Dataset rows
· · · · ·
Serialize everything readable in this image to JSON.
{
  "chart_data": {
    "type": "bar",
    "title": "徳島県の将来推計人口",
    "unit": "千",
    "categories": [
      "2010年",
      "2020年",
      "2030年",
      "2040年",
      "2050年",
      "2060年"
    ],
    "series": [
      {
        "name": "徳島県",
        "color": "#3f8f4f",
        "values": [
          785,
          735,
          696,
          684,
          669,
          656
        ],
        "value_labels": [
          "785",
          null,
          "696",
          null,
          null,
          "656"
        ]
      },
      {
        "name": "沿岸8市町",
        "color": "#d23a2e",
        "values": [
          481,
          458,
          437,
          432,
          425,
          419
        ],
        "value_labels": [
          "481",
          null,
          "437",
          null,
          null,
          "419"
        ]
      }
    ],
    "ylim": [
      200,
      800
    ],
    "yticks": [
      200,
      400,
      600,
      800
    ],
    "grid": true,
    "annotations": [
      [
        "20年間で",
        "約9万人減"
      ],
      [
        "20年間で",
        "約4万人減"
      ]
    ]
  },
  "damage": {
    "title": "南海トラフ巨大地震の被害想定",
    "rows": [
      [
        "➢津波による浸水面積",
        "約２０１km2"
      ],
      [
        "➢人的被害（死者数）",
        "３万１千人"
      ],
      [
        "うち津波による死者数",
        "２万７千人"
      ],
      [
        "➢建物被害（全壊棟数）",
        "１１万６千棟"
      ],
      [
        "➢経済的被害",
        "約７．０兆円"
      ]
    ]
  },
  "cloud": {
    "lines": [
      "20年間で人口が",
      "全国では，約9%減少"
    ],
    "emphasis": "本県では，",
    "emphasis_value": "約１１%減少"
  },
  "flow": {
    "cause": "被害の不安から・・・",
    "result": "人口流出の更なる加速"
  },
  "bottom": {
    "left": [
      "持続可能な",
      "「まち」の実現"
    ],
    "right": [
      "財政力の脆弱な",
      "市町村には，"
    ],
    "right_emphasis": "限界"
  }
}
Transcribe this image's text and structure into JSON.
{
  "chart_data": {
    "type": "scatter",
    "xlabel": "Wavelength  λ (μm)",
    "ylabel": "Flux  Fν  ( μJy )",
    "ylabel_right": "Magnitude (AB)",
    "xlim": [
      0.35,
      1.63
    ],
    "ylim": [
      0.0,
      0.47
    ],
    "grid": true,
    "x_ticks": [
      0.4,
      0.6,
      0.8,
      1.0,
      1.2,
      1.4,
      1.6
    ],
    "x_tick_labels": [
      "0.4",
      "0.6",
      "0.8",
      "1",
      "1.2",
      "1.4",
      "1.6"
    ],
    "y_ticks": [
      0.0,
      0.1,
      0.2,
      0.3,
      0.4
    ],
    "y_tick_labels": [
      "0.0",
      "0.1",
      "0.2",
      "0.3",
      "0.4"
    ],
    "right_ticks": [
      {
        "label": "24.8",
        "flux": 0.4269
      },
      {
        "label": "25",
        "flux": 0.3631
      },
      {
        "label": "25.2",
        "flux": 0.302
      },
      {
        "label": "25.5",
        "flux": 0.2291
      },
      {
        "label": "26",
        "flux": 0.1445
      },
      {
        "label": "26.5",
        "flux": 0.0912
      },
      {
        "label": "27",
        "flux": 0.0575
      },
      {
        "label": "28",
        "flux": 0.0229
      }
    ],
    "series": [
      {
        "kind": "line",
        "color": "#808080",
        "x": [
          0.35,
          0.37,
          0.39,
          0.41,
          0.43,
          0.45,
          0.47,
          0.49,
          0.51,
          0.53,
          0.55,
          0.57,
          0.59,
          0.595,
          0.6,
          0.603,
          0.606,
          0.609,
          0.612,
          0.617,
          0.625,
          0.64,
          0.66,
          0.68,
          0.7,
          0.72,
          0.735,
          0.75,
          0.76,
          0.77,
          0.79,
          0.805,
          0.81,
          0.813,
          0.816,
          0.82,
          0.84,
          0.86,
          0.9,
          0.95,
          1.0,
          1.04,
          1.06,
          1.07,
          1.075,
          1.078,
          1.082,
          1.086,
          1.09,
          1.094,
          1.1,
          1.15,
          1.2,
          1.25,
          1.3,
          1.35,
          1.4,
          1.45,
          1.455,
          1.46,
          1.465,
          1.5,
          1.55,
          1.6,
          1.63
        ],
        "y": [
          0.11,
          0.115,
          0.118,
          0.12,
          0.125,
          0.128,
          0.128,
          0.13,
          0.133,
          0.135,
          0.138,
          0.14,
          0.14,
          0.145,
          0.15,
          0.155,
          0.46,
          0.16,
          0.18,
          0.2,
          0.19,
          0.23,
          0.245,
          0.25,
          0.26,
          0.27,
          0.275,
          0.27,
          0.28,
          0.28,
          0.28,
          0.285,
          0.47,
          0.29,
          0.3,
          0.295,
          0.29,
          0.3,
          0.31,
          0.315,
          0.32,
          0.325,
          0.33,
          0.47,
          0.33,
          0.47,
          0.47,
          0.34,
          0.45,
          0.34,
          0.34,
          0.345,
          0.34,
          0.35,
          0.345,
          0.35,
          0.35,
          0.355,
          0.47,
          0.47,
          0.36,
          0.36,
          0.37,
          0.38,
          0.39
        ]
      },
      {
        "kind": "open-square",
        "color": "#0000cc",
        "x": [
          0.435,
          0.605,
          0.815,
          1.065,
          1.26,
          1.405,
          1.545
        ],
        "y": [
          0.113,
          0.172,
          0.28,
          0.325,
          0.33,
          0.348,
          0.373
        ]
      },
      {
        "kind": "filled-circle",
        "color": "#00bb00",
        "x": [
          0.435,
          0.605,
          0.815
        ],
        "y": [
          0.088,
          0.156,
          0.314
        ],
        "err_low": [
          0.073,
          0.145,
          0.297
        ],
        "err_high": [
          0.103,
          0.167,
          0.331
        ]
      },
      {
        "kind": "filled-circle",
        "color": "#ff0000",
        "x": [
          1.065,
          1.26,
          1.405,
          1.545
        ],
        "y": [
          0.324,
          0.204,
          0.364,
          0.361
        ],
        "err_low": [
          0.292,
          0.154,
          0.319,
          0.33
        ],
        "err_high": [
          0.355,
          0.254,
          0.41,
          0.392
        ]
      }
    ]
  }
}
· · · · ·
_AIM:_
Extract the full listing and reproduce each line exactly.

_FINISHED TASK:_
Serialize everything readable in this image to JSON.
{
  "chart_data": {
    "type": "bar",
    "title": "徳島県の将来推計人口",
    "unit": "千",
    "categories": [
      "2010年",
      "2020年",
      "2030年",
      "2040年",
      "2050年",
      "2060年"
    ],
    "series": [
      {
        "name": "徳島県",
        "color": "#3f8f4f",
        "values": [
          785,
          735,
          696,
          684,
          669,
          656
        ],
        "value_labels": [
          "785",
          null,
          "696",
          null,
          null,
          "656"
        ]
      },
      {
        "name": "沿岸8市町",
        "color": "#d23a2e",
        "values": [
          481,
          458,
          437,
          432,
          425,
          419
        ],
        "value_labels": [
          "481",
          null,
          "437",
          null,
          null,
          "419"
        ]
      }
    ],
    "ylim": [
      200,
      800
    ],
    "yticks": [
      200,
      400,
      600,
      800
    ],
    "grid": true,
    "annotations": [
      [
        "20年間で",
        "約9万人減"
      ],
      [
        "20年間で",
        "約4万人減"
      ]
    ]
  },
  "damage": {
    "title": "南海トラフ巨大地震の被害想定",
    "rows": [
      [
        "➢津波による浸水面積",
        "約２０１km2"
      ],
      [
        "➢人的被害（死者数）",
        "３万１千人"
      ],
      [
        "うち津波による死者数",
        "２万７千人"
      ],
      [
        "➢建物被害（全壊棟数）",
        "１１万６千棟"
      ],
      [
        "➢経済的被害",
        "約７．０兆円"
      ]
    ]
  },
  "cloud": {
    "lines": [
      "20年間で人口が",
      "全国では，約9%減少"
    ],
    "emphasis": "本県では，",
    "emphasis_value": "約１１%減少"
  },
  "flow": {
    "cause": "被害の不安から・・・",
    "result": "人口流出の更なる加速"
  },
  "bottom": {
    "left": [
      "持続可能な",
      "「まち」の実現"
    ],
    "right": [
      "財政力の脆弱な",
      "市町村には，"
    ],
    "right_emphasis": "限界"
  }
}
Transcribe this image's text and structure into JSON.
{
  "chart_data": {
    "type": "scatter",
    "xlabel": "Wavelength  λ (μm)",
    "ylabel": "Flux  Fν  ( μJy )",
    "ylabel_right": "Magnitude (AB)",
    "xlim": [
      0.35,
      1.63
    ],
    "ylim": [
      0.0,
      0.47
    ],
    "grid": true,
    "x_ticks": [
      0.4,
      0.6,
      0.8,
      1.0,
      1.2,
      1.4,
      1.6
    ],
    "x_tick_labels": [
      "0.4",
      "0.6",
      "0.8",
      "1",
      "1.2",
      "1.4",
      "1.6"
    ],
    "y_ticks": [
      0.0,
      0.1,
      0.2,
      0.3,
      0.4
    ],
    "y_tick_labels": [
      "0.0",
      "0.1",
      "0.2",
      "0.3",
      "0.4"
    ],
    "right_ticks": [
      {
        "label": "24.8",
        "flux": 0.4269
      },
      {
        "label": "25",
        "flux": 0.3631
      },
      {
        "label": "25.2",
        "flux": 0.302
      },
      {
        "label": "25.5",
        "flux": 0.2291
      },
      {
        "label": "26",
        "flux": 0.1445
      },
      {
        "label": "26.5",
        "flux": 0.0912
      },
      {
        "label": "27",
        "flux": 0.0575
      },
      {
        "label": "28",
        "flux": 0.0229
      }
    ],
    "series": [
      {
        "kind": "line",
        "color": "#808080",
        "x": [
          0.35,
          0.37,
          0.39,
          0.41,
          0.43,
          0.45,
          0.47,
          0.49,
          0.51,
          0.53,
          0.55,
          0.57,
          0.59,
          0.595,
          0.6,
          0.603,
          0.606,
          0.609,
          0.612,
          0.617,
          0.625,
          0.64,
          0.66,
          0.68,
          0.7,
          0.72,
          0.735,
          0.75,
          0.76,
          0.77,
          0.79,
          0.805,
          0.81,
          0.813,
          0.816,
          0.82,
          0.84,
          0.86,
          0.9,
          0.95,
          1.0,
          1.04,
          1.06,
          1.07,
          1.075,
          1.078,
          1.082,
          1.086,
          1.09,
          1.094,
          1.1,
          1.15,
          1.2,
          1.25,
          1.3,
          1.35,
          1.4,
          1.45,
          1.455,
          1.46,
          1.465,
          1.5,
          1.55,
          1.6,
          1.63
        ],
        "y": [
          0.11,
          0.115,
          0.118,
          0.12,
          0.125,
          0.128,
          0.128,
          0.13,
          0.133,
          0.135,
          0.138,
          0.14,
          0.14,
          0.145,
          0.15,
          0.155,
          0.46,
          0.16,
          0.18,
          0.2,
          0.19,
          0.23,
          0.245,
          0.25,
          0.26,
          0.27,
          0.275,
          0.27,
          0.28,
          0.28,
          0.28,
          0.285,
          0.47,
          0.29,
          0.3,
          0.295,
          0.29,
          0.3,
          0.31,
          0.315,
          0.32,
          0.325,
          0.33,
          0.47,
          0.33,
          0.47,
          0.47,
          0.34,
          0.45,
          0.34,
          0.34,
          0.345,
          0.34,
          0.35,
          0.345,
          0.35,
          0.35,
          0.355,
          0.47,
          0.47,
          0.36,
          0.36,
          0.37,
          0.38,
          0.39
        ]
      },
      {
        "kind": "open-square",
        "color": "#0000cc",
        "x": [
          0.435,
          0.605,
          0.815,
          1.065,
          1.26,
          1.405,
          1.545
        ],
        "y": [
          0.113,
          0.172,
          0.28,
          0.325,
          0.33,
          0.348,
          0.373
        ]
      },
      {
        "kind": "filled-circle",
        "color": "#00bb00",
        "x": [
          0.435,
          0.605,
          0.815
        ],
        "y": [
          0.088,
          0.156,
          0.314
        ],
        "err_low": [
          0.073,
          0.145,
          0.297
        ],
        "err_high": [
          0.103,
          0.167,
          0.331
        ]
      },
      {
        "kind": "filled-circle",
        "color": "#ff0000",
        "x": [
          1.065,
          1.26,
          1.405,
          1.545
        ],
        "y": [
          0.324,
          0.204,
          0.364,
          0.361
        ],
        "err_low": [
          0.292,
          0.154,
          0.319,
          0.33
        ],
        "err_high": [
          0.355,
          0.254,
          0.41,
          0.392
        ]
      }
    ]
  }
}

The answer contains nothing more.